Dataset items
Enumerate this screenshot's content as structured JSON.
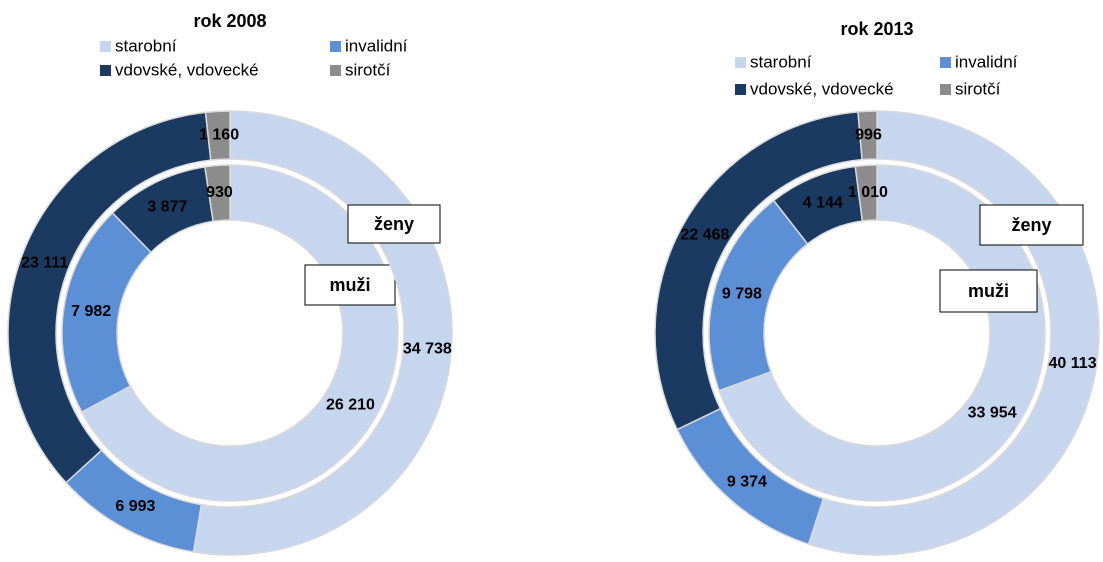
{
  "chart_data": [
    {
      "type": "donut",
      "title": "rok 2008",
      "categories": [
        "starobní",
        "invalidní",
        "vdovské, vdovecké",
        "sirotčí"
      ],
      "colors": [
        "#c6d6ee",
        "#5b8fd6",
        "#1b3a62",
        "#8c8c8c"
      ],
      "series": [
        {
          "name": "muži",
          "values": [
            26210,
            7982,
            3877,
            930
          ],
          "value_labels": [
            "26 210",
            "7 982",
            "3 877",
            "930"
          ]
        },
        {
          "name": "ženy",
          "values": [
            34738,
            6993,
            23111,
            1160
          ],
          "value_labels": [
            "34 738",
            "6 993",
            "23 111",
            "1 160"
          ]
        }
      ]
    },
    {
      "type": "donut",
      "title": "rok 2013",
      "categories": [
        "starobní",
        "invalidní",
        "vdovské, vdovecké",
        "sirotčí"
      ],
      "colors": [
        "#c6d6ee",
        "#5b8fd6",
        "#1b3a62",
        "#8c8c8c"
      ],
      "series": [
        {
          "name": "muži",
          "values": [
            33954,
            9798,
            4144,
            1010
          ],
          "value_labels": [
            "33 954",
            "9 798",
            "4 144",
            "1 010"
          ]
        },
        {
          "name": "ženy",
          "values": [
            40113,
            9374,
            22468,
            996
          ],
          "value_labels": [
            "40 113",
            "9 374",
            "22 468",
            "996"
          ]
        }
      ]
    }
  ]
}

## Short exercise
None of the pictures should appear; repeat the records exactly otherwise.

## Answer to the problem
Enumerate this screenshot's content as structured JSON.
{
  "chart_data": [
    {
      "type": "donut",
      "title": "rok 2008",
      "categories": [
        "starobní",
        "invalidní",
        "vdovské, vdovecké",
        "sirotčí"
      ],
      "colors": [
        "#c6d6ee",
        "#5b8fd6",
        "#1b3a62",
        "#8c8c8c"
      ],
      "series": [
        {
          "name": "muži",
          "values": [
            26210,
            7982,
            3877,
            930
          ],
          "value_labels": [
            "26 210",
            "7 982",
            "3 877",
            "930"
          ]
        },
        {
          "name": "ženy",
          "values": [
            34738,
            6993,
            23111,
            1160
          ],
          "value_labels": [
            "34 738",
            "6 993",
            "23 111",
            "1 160"
          ]
        }
      ]
    },
    {
      "type": "donut",
      "title": "rok 2013",
      "categories": [
        "starobní",
        "invalidní",
        "vdovské, vdovecké",
        "sirotčí"
      ],
      "colors": [
        "#c6d6ee",
        "#5b8fd6",
        "#1b3a62",
        "#8c8c8c"
      ],
      "series": [
        {
          "name": "muži",
          "values": [
            33954,
            9798,
            4144,
            1010
          ],
          "value_labels": [
            "33 954",
            "9 798",
            "4 144",
            "1 010"
          ]
        },
        {
          "name": "ženy",
          "values": [
            40113,
            9374,
            22468,
            996
          ],
          "value_labels": [
            "40 113",
            "9 374",
            "22 468",
            "996"
          ]
        }
      ]
    }
  ]
}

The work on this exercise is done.